# GIVEN TASK
Exactly reproduce each entry, leaving out nothing.

(Saved data entries)
━━━━━━━━

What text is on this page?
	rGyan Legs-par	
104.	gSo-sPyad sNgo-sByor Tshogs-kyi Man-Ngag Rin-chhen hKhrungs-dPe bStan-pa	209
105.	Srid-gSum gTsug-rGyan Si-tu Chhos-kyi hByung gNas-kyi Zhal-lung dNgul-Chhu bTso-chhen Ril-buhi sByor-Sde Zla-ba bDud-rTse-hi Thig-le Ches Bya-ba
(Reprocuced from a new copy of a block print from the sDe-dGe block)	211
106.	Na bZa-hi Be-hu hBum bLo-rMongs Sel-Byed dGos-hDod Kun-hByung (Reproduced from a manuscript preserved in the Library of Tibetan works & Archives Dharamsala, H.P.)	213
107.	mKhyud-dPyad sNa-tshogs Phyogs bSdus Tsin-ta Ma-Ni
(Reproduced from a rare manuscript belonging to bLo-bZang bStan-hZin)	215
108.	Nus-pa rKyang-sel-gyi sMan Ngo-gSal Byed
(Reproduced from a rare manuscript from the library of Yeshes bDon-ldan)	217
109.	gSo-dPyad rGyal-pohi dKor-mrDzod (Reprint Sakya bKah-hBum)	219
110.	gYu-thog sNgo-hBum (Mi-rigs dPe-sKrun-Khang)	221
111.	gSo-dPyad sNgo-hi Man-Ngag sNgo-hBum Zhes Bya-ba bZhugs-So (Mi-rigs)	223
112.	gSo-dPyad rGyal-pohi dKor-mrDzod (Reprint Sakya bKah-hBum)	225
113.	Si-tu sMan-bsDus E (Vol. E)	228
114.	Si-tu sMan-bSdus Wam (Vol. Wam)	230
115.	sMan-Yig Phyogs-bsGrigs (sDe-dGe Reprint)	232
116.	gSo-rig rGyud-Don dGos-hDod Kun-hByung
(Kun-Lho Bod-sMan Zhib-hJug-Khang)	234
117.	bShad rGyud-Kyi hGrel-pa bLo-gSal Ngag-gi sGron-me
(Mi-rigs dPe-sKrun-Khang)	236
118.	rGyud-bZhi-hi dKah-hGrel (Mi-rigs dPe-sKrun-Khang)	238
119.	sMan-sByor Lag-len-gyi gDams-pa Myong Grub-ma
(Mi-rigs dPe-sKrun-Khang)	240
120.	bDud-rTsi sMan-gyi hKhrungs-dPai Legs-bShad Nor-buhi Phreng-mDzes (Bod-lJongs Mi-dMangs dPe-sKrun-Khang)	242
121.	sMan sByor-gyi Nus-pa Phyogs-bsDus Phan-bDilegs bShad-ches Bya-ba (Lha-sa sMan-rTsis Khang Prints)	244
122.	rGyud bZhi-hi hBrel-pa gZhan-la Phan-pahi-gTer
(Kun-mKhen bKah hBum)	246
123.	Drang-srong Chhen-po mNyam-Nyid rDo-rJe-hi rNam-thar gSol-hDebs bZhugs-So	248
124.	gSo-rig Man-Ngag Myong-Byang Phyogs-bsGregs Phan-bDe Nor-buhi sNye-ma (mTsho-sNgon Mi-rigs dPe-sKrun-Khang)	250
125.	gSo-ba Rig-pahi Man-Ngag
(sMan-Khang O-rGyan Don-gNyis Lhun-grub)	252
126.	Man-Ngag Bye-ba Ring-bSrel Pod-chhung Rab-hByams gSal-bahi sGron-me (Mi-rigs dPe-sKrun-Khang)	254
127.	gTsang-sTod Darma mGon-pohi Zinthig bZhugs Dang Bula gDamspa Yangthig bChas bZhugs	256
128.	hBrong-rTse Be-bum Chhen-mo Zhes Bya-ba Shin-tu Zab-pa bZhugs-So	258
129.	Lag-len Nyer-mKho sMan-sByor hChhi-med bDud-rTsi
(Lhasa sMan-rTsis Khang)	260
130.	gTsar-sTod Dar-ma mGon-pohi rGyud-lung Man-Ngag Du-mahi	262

━━━━━━━━

# SOLUTION
What text is on this page?
	rGyan Legs-par	
104.	gSo-sPyad sNgo-sByor Tshogs-kyi Man-Ngag Rin-chhen hKhrungs-dPe bStan-pa	209
105.	Srid-gSum gTsug-rGyan Si-tu Chhos-kyi hByung gNas-kyi Zhal-lung dNgul-Chhu bTso-chhen Ril-buhi sByor-Sde Zla-ba bDud-rTse-hi Thig-le Ches Bya-ba
(Reprocuced from a new copy of a block print from the sDe-dGe block)	211
106.	Na bZa-hi Be-hu hBum bLo-rMongs Sel-Byed dGos-hDod Kun-hByung (Reproduced from a manuscript preserved in the Library of Tibetan works & Archives Dharamsala, H.P.)	213
107.	mKhyud-dPyad sNa-tshogs Phyogs bSdus Tsin-ta Ma-Ni
(Reproduced from a rare manuscript belonging to bLo-bZang bStan-hZin)	215
108.	Nus-pa rKyang-sel-gyi sMan Ngo-gSal Byed
(Reproduced from a rare manuscript from the library of Yeshes bDon-ldan)	217
109.	gSo-dPyad rGyal-pohi dKor-mrDzod (Reprint Sakya bKah-hBum)	219
110.	gYu-thog sNgo-hBum (Mi-rigs dPe-sKrun-Khang)	221
111.	gSo-dPyad sNgo-hi Man-Ngag sNgo-hBum Zhes Bya-ba bZhugs-So (Mi-rigs)	223
112.	gSo-dPyad rGyal-pohi dKor-mrDzod (Reprint Sakya bKah-hBum)	225
113.	Si-tu sMan-bsDus E (Vol. E)	228
114.	Si-tu sMan-bSdus Wam (Vol. Wam)	230
115.	sMan-Yig Phyogs-bsGrigs (sDe-dGe Reprint)	232
116.	gSo-rig rGyud-Don dGos-hDod Kun-hByung
(Kun-Lho Bod-sMan Zhib-hJug-Khang)	234
117.	bShad rGyud-Kyi hGrel-pa bLo-gSal Ngag-gi sGron-me
(Mi-rigs dPe-sKrun-Khang)	236
118.	rGyud-bZhi-hi dKah-hGrel (Mi-rigs dPe-sKrun-Khang)	238
119.	sMan-sByor Lag-len-gyi gDams-pa Myong Grub-ma
(Mi-rigs dPe-sKrun-Khang)	240
120.	bDud-rTsi sMan-gyi hKhrungs-dPai Legs-bShad Nor-buhi Phreng-mDzes (Bod-lJongs Mi-dMangs dPe-sKrun-Khang)	242
121.	sMan sByor-gyi Nus-pa Phyogs-bsDus Phan-bDilegs bShad-ches Bya-ba (Lha-sa sMan-rTsis Khang Prints)	244
122.	rGyud bZhi-hi hBrel-pa gZhan-la Phan-pahi-gTer
(Kun-mKhen bKah hBum)	246
123.	Drang-srong Chhen-po mNyam-Nyid rDo-rJe-hi rNam-thar gSol-hDebs bZhugs-So	248
124.	gSo-rig Man-Ngag Myong-Byang Phyogs-bsGregs Phan-bDe Nor-buhi sNye-ma (mTsho-sNgon Mi-rigs dPe-sKrun-Khang)	250
125.	gSo-ba Rig-pahi Man-Ngag
(sMan-Khang O-rGyan Don-gNyis Lhun-grub)	252
126.	Man-Ngag Bye-ba Ring-bSrel Pod-chhung Rab-hByams gSal-bahi sGron-me (Mi-rigs dPe-sKrun-Khang)	254
127.	gTsang-sTod Darma mGon-pohi Zinthig bZhugs Dang Bula gDamspa Yangthig bChas bZhugs	256
128.	hBrong-rTse Be-bum Chhen-mo Zhes Bya-ba Shin-tu Zab-pa bZhugs-So	258
129.	Lag-len Nyer-mKho sMan-sByor hChhi-med bDud-rTsi
(Lhasa sMan-rTsis Khang)	260
130.	gTsar-sTod Dar-ma mGon-pohi rGyud-lung Man-Ngag Du-mahi	262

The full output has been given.